=== Task to carry out ===
In the data, extract each line that holds the string "making".

━━━ Records provided

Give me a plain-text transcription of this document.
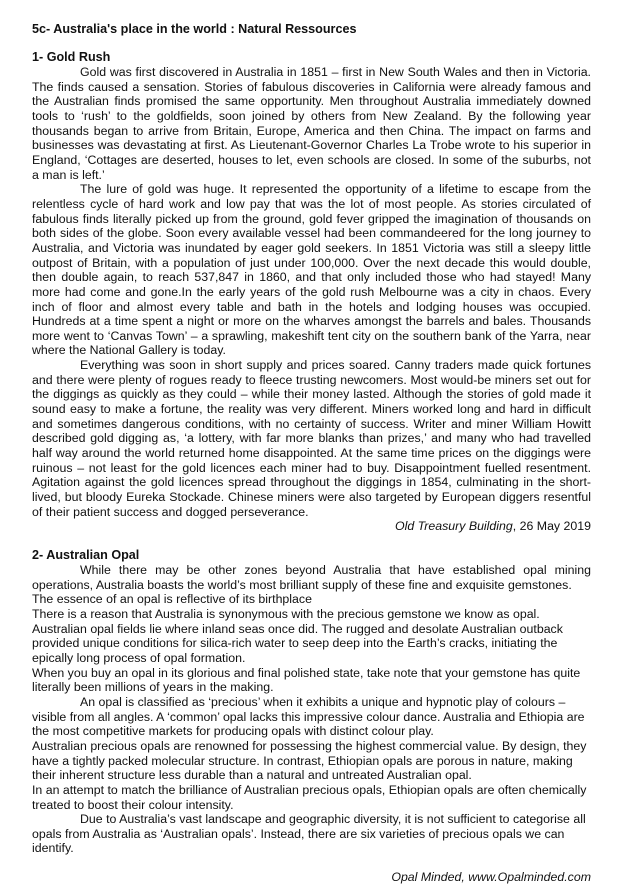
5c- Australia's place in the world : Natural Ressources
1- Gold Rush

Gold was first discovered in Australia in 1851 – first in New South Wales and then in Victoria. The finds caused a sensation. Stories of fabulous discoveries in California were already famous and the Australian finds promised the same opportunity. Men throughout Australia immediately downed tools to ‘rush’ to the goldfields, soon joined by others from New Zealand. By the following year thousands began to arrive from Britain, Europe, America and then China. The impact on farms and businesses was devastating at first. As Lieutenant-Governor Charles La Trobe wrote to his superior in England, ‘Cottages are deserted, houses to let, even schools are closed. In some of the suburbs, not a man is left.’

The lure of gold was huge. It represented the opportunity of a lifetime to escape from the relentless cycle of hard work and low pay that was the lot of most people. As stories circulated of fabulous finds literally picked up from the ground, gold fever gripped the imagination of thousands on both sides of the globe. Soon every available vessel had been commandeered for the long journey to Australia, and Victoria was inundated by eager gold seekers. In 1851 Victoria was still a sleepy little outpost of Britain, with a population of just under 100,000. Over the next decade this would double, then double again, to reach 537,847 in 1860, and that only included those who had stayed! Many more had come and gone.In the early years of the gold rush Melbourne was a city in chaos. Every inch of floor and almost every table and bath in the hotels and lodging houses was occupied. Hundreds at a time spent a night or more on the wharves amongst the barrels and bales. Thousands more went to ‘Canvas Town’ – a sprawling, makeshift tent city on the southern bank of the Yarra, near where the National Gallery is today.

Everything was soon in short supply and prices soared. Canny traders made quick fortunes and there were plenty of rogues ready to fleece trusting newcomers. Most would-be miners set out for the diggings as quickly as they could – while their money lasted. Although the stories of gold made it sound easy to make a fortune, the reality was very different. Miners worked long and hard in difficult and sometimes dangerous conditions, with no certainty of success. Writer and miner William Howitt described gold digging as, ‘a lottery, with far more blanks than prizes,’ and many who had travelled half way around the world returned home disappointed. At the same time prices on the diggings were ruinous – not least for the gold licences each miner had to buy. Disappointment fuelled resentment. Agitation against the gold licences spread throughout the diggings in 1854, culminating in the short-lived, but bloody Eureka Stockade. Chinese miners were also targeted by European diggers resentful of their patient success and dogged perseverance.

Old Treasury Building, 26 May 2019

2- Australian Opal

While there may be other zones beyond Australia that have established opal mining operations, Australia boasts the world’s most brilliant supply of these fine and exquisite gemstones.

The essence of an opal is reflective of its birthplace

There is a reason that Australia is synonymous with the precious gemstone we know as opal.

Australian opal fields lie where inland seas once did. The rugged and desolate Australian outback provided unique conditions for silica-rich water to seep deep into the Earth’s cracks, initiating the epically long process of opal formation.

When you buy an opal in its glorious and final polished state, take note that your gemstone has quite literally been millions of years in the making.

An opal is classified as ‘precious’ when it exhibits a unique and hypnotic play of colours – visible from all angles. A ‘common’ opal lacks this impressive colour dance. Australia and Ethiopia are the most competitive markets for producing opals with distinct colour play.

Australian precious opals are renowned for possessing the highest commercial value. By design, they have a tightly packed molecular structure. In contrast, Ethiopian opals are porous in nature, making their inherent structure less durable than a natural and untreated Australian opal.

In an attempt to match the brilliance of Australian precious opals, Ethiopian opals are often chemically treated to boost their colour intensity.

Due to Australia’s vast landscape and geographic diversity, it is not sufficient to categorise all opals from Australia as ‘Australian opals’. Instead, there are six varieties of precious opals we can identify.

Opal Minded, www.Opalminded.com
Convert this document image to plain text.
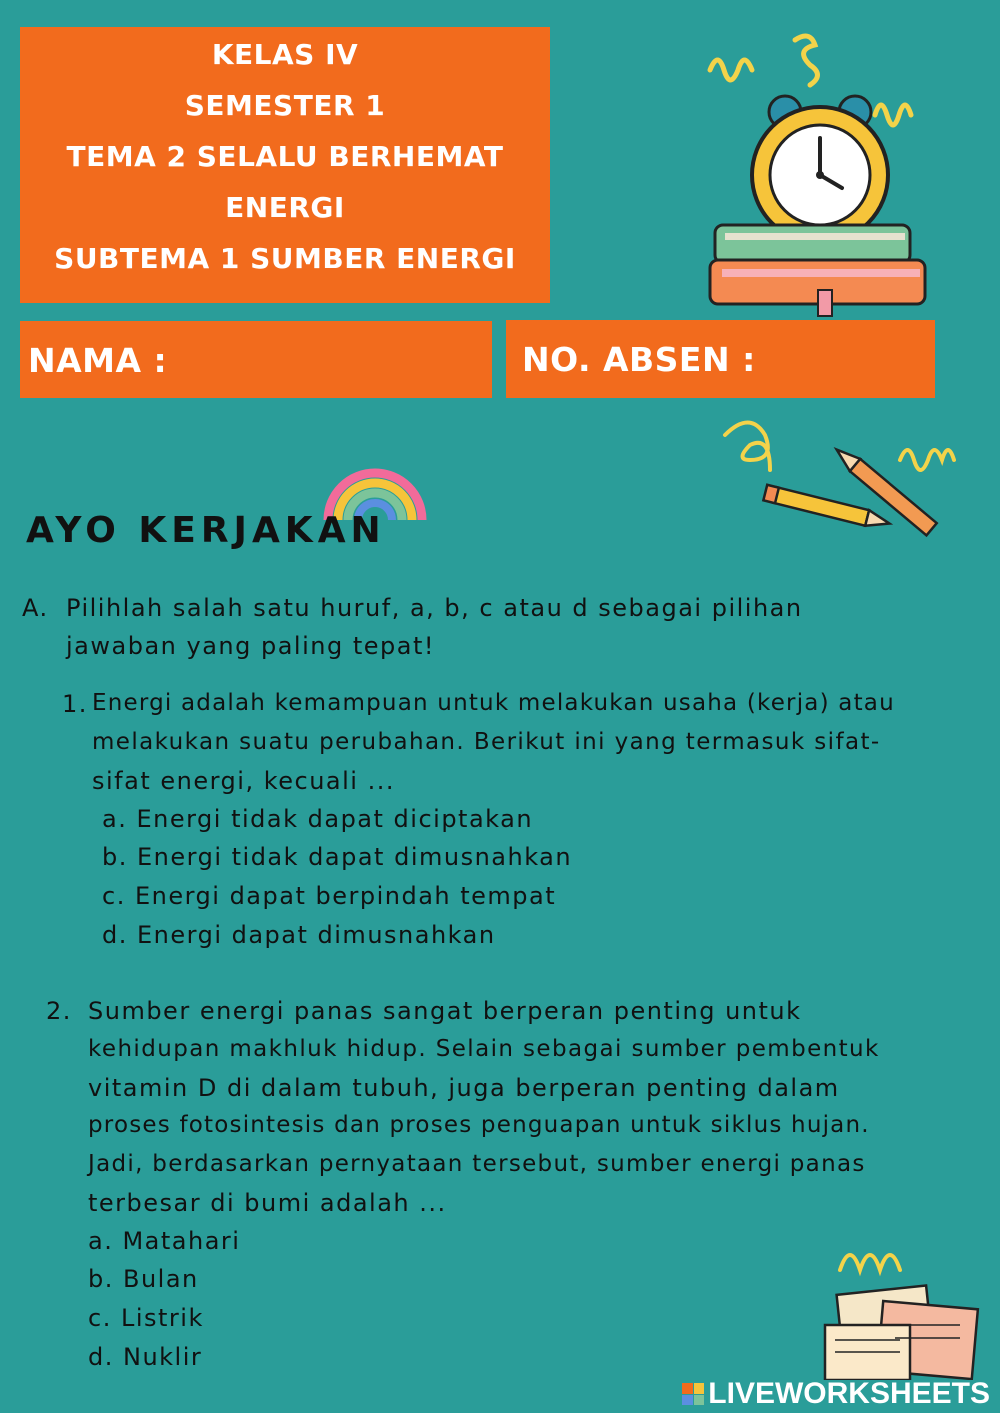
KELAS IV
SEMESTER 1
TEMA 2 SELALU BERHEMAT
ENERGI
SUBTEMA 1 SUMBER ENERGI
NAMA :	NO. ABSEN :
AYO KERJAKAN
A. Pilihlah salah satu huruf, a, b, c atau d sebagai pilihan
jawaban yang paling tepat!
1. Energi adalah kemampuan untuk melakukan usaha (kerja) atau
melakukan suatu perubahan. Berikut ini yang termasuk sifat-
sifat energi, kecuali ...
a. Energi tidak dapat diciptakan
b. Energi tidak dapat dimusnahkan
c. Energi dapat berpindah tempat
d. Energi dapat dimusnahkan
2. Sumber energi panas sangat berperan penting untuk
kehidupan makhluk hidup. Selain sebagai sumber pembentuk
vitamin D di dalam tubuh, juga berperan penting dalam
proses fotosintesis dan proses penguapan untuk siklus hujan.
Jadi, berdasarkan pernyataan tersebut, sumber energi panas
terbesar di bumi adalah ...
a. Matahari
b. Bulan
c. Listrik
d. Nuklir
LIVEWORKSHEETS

━━━━━━

=== Response for this exercise ===
When you buy an opal in its glorious and final polished state, take note that your gemstone has quite literally been millions of years in the making.
Australian precious opals are renowned for possessing the highest commercial value. By design, they have a tightly packed molecular structure. In contrast, Ethiopian opals are porous in nature, making their inherent structure less durable than a natural and untreated Australian opal.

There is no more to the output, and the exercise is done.